──────── DATASET CONTENT ────────

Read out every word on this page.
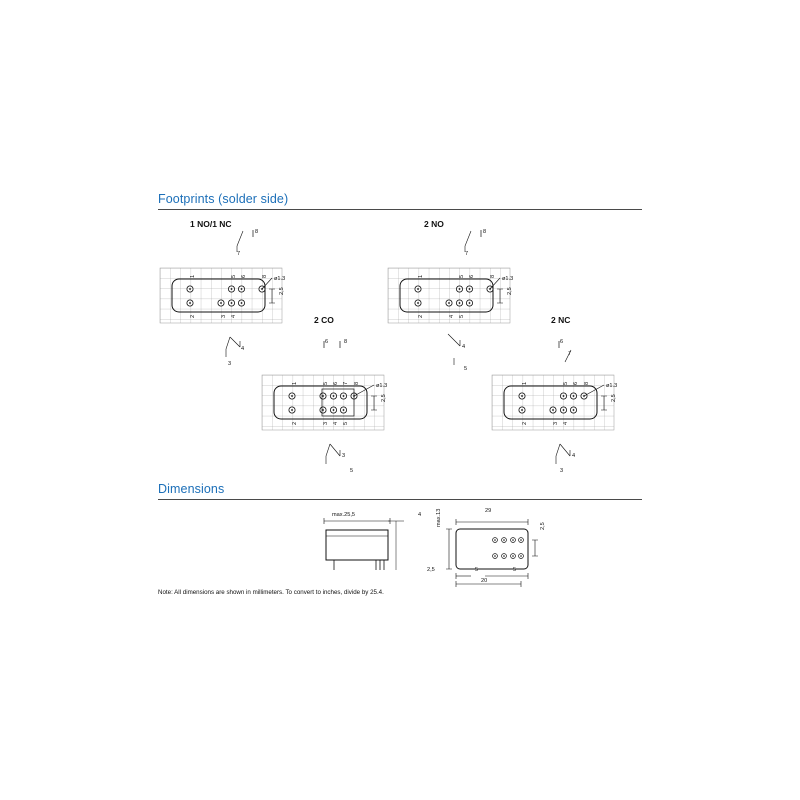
Footprints (solder side)
1 NO/1 NC
1	5 6	8
2	3 4
ø1.3
2,5
8
7
4
3
2 NO
1	5 6	8
2	4 5
ø1.3
2,5
8
7
4
5
2 CO
1	5 6 7 8
2	3 4 5
ø1.3
2,5
6	8
3
5
2 NC
1	5 6 8
2	3 4
ø1.3
2,5
6
7
4
3
Dimensions
max.25,5	4
29
max.13	2,5
2,5	5	5
20
Note: All dimensions are shown in millimeters. To convert to inches, divide by 25.4.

────────

EXERCISE GOAL :: Without the pictures, return all the records precisely as they stand.

RESPONSE ::
Read out every word on this page.
Footprints (solder side)
1 NO/1 NC
1	5 6	8
2	3 4
ø1.3
2,5
8
7
4
3
2 NO
1	5 6	8
2	4 5
ø1.3
2,5
8
7
4
5
2 CO
1	5 6 7 8
2	3 4 5
ø1.3
2,5
6	8
3
5
2 NC
1	5 6 8
2	3 4
ø1.3
2,5
6
7
4
3
Dimensions
max.25,5	4
29
max.13	2,5
2,5	5	5
20
Note: All dimensions are shown in millimeters. To convert to inches, divide by 25.4.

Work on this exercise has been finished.